*Records from a data collection:*
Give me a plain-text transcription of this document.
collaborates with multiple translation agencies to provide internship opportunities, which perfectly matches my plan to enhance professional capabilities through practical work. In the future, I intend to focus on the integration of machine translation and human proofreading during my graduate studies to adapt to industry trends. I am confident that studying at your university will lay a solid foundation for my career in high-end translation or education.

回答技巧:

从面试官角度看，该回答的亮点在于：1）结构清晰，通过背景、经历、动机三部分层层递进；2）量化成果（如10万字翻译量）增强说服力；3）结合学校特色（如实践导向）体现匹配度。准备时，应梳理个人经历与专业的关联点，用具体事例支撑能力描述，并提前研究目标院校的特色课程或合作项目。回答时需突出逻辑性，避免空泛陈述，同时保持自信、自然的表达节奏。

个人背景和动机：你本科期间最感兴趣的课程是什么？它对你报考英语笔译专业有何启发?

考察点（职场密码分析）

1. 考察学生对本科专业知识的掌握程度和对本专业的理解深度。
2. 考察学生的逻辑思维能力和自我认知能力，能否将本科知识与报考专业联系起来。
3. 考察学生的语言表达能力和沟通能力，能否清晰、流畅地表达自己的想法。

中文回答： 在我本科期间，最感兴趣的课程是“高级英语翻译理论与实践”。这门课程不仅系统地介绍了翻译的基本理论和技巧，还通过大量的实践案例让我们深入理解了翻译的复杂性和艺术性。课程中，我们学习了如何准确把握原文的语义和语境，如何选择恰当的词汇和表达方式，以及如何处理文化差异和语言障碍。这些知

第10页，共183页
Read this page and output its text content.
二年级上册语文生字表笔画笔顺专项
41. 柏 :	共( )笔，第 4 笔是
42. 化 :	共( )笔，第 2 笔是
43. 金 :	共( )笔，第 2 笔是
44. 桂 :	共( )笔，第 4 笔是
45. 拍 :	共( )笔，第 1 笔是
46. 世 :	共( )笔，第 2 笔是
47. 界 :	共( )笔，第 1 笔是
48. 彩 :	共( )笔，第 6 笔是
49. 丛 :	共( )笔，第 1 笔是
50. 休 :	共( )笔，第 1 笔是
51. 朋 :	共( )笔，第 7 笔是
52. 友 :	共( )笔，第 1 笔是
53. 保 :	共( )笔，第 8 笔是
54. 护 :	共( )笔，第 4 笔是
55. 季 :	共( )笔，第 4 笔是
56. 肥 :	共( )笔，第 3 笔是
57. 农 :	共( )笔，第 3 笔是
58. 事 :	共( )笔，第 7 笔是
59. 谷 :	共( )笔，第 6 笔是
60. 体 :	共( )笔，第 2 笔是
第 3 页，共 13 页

*Task requirements:*
Only lines with the word "this" should be collected from the material.

*Correct output:*
Give me a plain-text transcription of this document.
Read this page and output its text content.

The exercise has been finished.